## Prompt
Wherever the word "vaut" turns up in a line of the entries, copy that line.

====

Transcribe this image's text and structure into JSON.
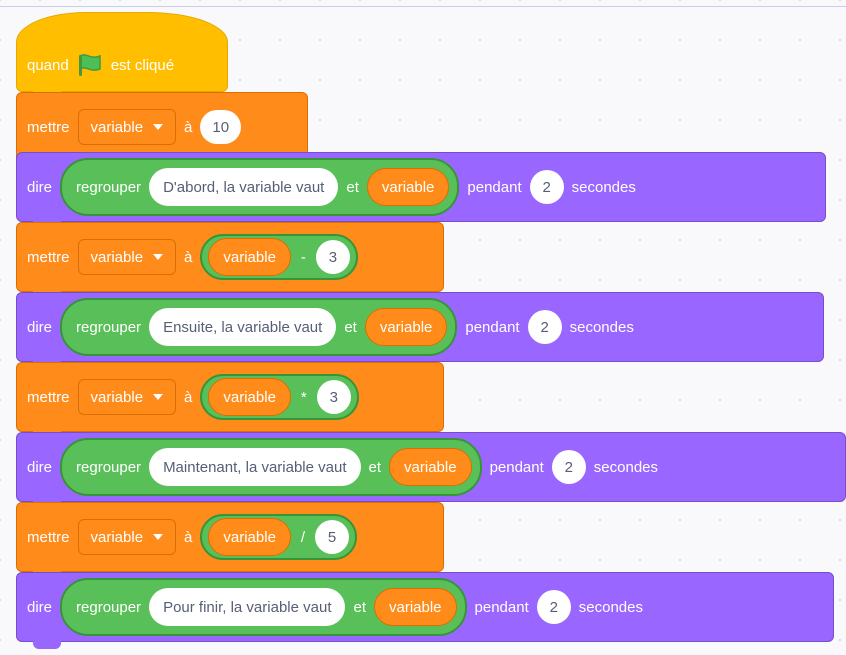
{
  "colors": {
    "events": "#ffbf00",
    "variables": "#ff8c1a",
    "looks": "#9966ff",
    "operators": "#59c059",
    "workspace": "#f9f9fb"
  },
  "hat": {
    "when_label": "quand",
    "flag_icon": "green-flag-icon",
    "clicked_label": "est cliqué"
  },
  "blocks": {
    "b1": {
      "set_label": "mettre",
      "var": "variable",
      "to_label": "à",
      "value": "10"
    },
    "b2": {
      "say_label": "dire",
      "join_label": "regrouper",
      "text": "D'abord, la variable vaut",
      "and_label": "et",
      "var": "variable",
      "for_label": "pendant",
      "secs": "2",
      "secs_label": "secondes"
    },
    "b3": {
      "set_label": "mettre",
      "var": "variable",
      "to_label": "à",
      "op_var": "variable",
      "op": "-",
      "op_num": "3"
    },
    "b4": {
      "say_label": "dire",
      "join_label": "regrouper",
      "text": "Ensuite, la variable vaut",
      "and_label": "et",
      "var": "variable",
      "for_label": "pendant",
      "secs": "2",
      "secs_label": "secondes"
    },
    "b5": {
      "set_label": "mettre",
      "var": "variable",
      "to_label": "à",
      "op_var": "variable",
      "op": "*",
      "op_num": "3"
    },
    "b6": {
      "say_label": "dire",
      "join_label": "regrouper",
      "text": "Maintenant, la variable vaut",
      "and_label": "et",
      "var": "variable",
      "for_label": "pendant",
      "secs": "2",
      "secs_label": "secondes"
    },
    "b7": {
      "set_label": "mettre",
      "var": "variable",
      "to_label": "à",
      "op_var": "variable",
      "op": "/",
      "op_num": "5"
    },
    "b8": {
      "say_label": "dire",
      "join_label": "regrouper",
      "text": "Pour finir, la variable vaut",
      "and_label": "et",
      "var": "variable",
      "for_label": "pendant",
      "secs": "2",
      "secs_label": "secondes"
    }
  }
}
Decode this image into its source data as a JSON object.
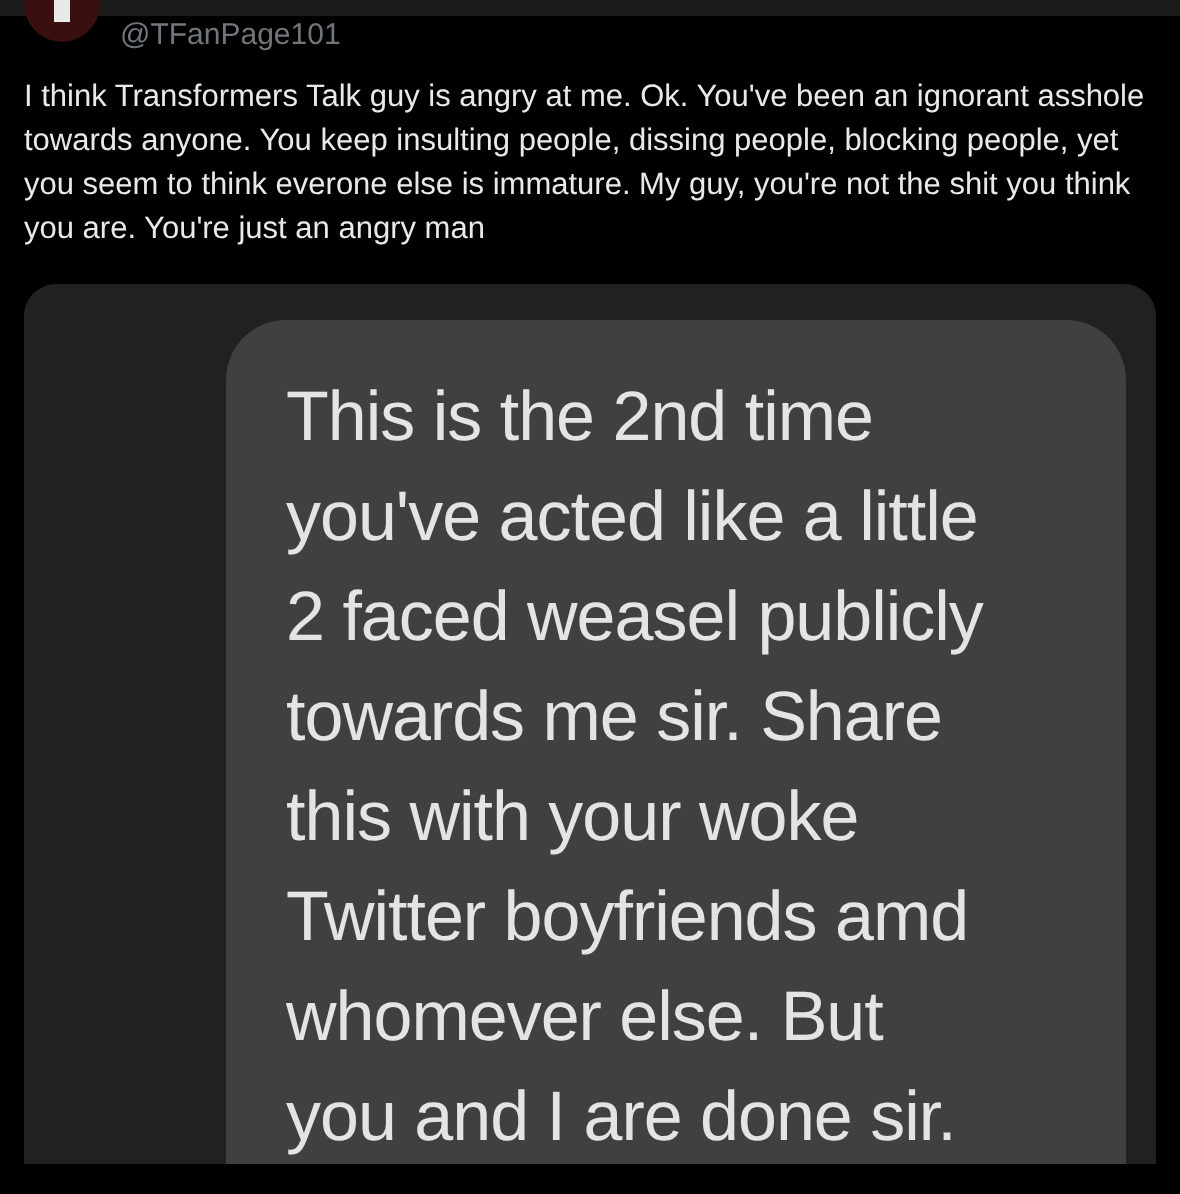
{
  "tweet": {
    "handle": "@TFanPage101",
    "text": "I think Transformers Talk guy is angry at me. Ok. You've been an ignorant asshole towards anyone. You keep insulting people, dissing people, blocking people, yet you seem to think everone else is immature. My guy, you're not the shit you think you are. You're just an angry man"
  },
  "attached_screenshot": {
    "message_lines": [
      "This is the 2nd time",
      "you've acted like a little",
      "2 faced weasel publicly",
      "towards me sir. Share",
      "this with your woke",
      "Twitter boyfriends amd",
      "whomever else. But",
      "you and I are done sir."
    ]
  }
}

====

## Solved exercise
      "text": "D'abord, la variable vaut",
      "text": "Ensuite, la variable vaut",
      "text": "Maintenant, la variable vaut",
      "text": "Pour finir, la variable vaut",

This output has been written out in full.